Copy out the lines below verbatim, from the line containing "Give me the" to the line containing "x-tick-label: 0 bbox=[313, 428, 319, 440]", both included.

++++ Raw data

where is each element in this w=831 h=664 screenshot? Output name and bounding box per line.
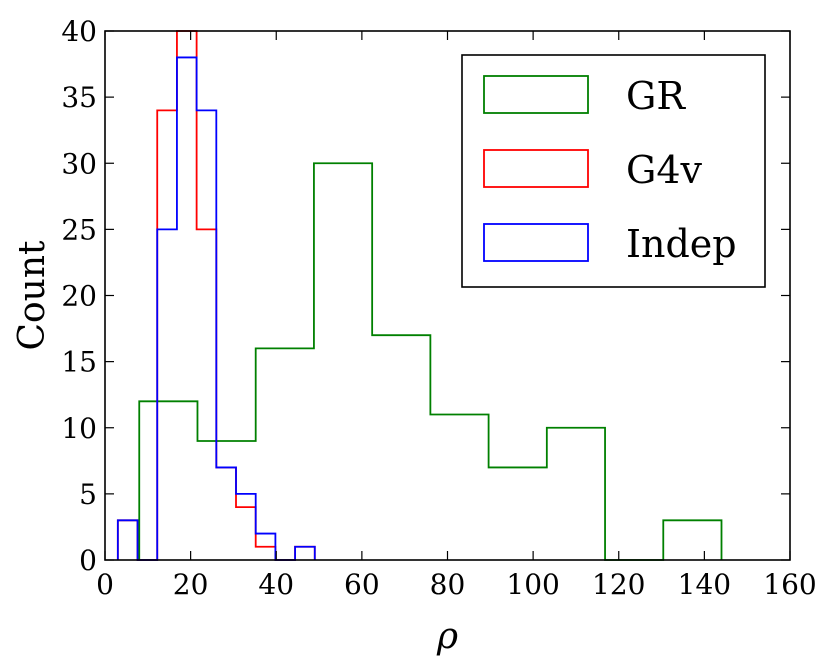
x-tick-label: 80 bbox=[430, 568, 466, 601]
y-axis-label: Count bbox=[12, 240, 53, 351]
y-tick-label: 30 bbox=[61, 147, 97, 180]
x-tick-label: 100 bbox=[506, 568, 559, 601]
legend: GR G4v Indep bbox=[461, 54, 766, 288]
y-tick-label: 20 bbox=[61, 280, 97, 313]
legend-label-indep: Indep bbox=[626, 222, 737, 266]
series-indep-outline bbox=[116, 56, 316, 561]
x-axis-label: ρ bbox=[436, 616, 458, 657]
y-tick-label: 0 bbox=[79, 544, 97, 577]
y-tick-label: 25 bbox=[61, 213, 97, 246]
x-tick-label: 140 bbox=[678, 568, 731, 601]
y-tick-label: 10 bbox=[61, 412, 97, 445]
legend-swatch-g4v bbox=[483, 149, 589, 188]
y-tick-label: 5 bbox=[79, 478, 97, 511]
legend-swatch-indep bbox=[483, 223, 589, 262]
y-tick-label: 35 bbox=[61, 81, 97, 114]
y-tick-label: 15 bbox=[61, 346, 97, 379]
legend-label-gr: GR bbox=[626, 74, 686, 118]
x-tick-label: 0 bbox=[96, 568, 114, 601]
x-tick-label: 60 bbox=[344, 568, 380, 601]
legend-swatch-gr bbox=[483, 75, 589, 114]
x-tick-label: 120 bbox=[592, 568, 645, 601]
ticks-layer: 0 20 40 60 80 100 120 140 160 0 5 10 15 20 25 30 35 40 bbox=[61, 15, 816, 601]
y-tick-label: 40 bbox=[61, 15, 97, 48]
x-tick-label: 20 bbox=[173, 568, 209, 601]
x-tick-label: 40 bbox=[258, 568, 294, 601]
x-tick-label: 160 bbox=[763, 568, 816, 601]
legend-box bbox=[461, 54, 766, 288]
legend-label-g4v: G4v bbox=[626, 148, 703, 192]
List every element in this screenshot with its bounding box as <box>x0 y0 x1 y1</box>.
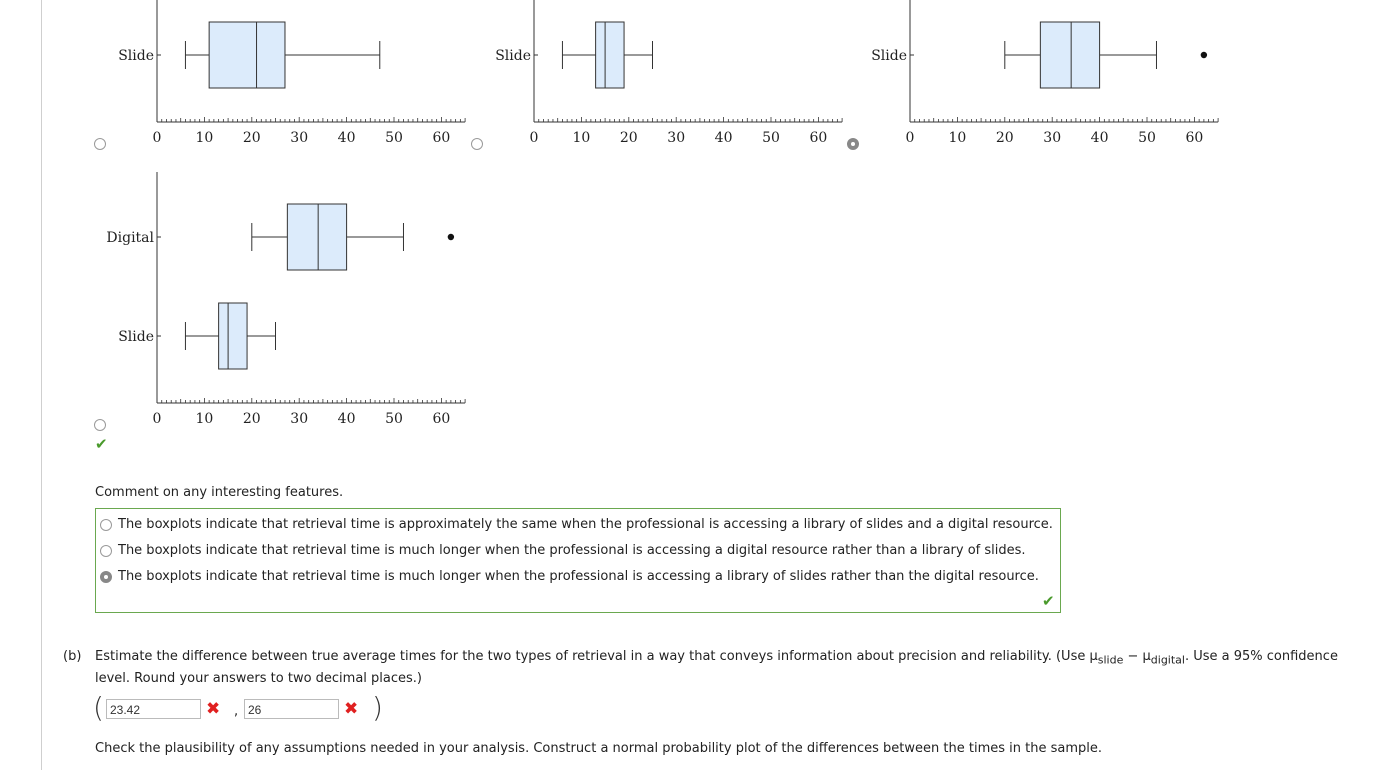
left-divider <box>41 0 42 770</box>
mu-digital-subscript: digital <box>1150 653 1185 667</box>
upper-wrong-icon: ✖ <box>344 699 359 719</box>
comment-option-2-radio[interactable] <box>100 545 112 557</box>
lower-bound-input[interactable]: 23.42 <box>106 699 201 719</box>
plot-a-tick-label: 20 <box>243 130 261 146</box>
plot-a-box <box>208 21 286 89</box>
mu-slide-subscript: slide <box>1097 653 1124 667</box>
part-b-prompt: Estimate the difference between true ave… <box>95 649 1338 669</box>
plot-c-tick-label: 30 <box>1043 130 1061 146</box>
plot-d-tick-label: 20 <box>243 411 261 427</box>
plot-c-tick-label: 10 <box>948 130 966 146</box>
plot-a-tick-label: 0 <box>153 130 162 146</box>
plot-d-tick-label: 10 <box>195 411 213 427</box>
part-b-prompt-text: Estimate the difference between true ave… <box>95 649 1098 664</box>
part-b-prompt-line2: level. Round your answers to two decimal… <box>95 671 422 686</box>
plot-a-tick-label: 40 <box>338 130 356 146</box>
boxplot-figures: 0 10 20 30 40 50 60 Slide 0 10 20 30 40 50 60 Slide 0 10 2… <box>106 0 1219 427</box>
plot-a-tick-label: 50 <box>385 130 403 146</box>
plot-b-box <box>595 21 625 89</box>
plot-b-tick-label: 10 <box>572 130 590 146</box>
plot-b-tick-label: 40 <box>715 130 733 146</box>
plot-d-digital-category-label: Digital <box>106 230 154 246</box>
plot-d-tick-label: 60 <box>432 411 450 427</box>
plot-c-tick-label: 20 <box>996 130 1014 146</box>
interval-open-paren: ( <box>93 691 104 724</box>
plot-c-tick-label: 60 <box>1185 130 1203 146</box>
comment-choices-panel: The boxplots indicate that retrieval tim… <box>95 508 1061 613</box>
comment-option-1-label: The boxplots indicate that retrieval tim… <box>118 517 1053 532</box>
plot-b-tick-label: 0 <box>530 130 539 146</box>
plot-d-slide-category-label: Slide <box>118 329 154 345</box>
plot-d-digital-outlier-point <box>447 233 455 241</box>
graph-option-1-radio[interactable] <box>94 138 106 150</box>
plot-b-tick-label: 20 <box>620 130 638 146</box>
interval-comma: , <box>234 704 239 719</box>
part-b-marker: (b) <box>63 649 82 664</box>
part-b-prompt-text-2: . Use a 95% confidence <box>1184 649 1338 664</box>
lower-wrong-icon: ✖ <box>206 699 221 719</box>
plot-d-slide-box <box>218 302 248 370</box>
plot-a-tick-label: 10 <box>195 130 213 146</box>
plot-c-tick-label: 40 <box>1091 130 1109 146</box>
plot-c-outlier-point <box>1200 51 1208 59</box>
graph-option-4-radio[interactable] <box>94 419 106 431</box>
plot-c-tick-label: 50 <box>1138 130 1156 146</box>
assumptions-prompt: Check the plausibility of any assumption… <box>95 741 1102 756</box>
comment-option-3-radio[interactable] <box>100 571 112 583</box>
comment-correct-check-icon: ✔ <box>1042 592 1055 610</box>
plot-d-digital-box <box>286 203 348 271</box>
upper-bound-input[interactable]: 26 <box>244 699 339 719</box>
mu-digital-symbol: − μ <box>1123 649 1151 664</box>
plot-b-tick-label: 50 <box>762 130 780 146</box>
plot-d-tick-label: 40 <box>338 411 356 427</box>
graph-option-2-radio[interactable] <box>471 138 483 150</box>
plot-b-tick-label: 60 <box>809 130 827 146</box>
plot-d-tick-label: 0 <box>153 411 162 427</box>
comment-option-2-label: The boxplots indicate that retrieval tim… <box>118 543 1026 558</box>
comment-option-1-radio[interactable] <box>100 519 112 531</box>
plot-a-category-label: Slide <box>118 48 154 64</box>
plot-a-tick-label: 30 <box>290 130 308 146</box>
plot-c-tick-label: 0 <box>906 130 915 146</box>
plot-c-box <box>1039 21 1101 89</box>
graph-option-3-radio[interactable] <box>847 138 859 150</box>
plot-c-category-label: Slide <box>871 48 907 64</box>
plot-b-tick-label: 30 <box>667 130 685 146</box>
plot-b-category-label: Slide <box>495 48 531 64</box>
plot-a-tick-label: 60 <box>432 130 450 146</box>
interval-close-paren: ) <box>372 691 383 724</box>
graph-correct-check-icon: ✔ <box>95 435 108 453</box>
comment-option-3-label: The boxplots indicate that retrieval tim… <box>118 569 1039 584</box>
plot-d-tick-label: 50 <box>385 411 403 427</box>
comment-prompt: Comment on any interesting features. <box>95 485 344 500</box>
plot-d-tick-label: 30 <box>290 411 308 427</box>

++++++++
++++ Raw data

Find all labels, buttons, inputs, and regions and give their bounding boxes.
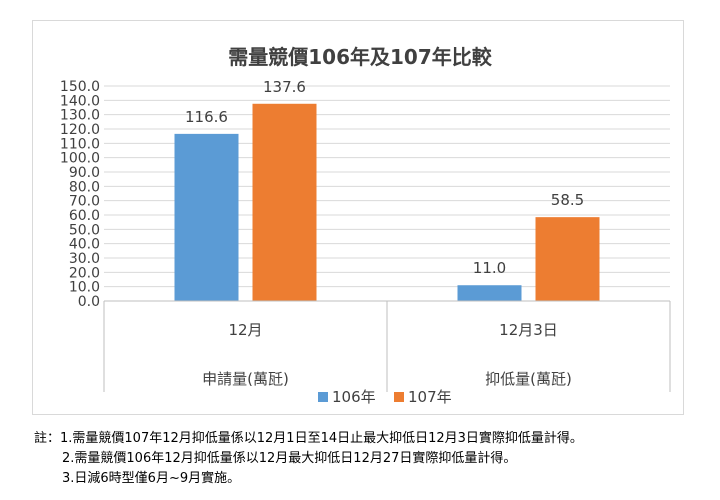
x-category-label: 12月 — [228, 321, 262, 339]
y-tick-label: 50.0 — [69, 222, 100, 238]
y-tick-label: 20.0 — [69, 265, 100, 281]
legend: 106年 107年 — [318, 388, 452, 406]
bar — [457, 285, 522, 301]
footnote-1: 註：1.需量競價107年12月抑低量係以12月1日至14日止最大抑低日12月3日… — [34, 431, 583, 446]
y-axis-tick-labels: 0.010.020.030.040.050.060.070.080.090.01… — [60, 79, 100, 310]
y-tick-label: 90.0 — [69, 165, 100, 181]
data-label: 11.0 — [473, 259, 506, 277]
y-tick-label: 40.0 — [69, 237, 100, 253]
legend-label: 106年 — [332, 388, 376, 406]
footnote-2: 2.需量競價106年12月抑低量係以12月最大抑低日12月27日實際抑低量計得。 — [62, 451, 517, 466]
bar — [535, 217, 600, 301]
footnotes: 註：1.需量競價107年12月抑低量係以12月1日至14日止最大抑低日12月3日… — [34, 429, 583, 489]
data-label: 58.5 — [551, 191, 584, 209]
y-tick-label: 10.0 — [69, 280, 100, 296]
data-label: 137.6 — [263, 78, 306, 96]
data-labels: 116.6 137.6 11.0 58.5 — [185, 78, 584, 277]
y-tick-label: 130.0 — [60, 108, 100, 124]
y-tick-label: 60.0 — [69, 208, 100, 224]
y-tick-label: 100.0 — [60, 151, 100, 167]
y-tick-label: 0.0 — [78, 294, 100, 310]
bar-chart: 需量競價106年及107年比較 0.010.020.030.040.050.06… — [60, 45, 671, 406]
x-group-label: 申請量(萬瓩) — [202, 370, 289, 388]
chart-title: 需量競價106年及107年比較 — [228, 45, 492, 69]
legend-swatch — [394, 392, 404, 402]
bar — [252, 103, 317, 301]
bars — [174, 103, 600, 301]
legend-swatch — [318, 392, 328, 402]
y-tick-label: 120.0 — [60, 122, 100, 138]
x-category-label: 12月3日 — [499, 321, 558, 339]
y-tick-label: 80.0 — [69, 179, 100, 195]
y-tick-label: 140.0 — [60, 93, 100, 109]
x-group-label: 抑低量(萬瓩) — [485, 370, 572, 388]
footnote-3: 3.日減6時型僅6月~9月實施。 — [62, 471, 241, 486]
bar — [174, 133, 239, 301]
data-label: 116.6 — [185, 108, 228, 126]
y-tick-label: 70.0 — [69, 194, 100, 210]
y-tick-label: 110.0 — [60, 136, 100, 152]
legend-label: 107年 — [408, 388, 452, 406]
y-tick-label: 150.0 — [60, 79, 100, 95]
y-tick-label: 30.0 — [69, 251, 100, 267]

++++++++
++++ Raw data

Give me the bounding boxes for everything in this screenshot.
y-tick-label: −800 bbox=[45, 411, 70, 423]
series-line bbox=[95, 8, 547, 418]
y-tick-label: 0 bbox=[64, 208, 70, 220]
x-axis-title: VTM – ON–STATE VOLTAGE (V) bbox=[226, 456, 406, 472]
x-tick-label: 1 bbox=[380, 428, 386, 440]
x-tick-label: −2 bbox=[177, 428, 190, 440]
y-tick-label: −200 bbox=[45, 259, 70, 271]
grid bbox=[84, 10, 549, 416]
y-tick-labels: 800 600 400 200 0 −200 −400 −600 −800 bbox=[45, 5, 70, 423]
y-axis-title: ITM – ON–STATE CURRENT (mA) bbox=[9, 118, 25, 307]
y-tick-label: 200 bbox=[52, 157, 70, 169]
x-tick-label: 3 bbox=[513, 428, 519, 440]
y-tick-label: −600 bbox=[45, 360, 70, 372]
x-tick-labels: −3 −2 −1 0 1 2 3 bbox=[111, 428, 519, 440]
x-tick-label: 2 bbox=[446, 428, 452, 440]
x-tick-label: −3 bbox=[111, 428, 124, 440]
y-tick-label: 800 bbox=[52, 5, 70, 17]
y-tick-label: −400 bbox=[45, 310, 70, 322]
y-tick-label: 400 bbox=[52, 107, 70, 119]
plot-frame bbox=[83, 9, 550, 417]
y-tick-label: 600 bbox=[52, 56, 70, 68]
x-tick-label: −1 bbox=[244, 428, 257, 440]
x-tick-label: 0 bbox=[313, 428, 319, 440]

++++++++

• **Complete answer**:
Give me the bounding boxes for everything in this screenshot.
y-tick-label: −800 bbox=[45, 411, 70, 423]
series-line bbox=[95, 8, 547, 418]
y-tick-label: 0 bbox=[64, 208, 70, 220]
x-axis-title: VTM – ON–STATE VOLTAGE (V) bbox=[226, 456, 406, 472]
x-tick-label: 1 bbox=[380, 428, 386, 440]
x-tick-label: −2 bbox=[177, 428, 190, 440]
y-tick-label: −200 bbox=[45, 259, 70, 271]
grid bbox=[84, 10, 549, 416]
y-tick-labels: 800 600 400 200 0 −200 −400 −600 −800 bbox=[45, 5, 70, 423]
y-axis-title: ITM – ON–STATE CURRENT (mA) bbox=[9, 118, 25, 307]
y-tick-label: 200 bbox=[52, 157, 70, 169]
x-tick-label: 3 bbox=[513, 428, 519, 440]
y-tick-label: −600 bbox=[45, 360, 70, 372]
x-tick-labels: −3 −2 −1 0 1 2 3 bbox=[111, 428, 519, 440]
x-tick-label: 2 bbox=[446, 428, 452, 440]
x-tick-label: −3 bbox=[111, 428, 124, 440]
y-tick-label: 800 bbox=[52, 5, 70, 17]
y-tick-label: −400 bbox=[45, 310, 70, 322]
y-tick-label: 400 bbox=[52, 107, 70, 119]
plot-frame bbox=[83, 9, 550, 417]
y-tick-label: 600 bbox=[52, 56, 70, 68]
x-tick-label: −1 bbox=[244, 428, 257, 440]
x-tick-label: 0 bbox=[313, 428, 319, 440]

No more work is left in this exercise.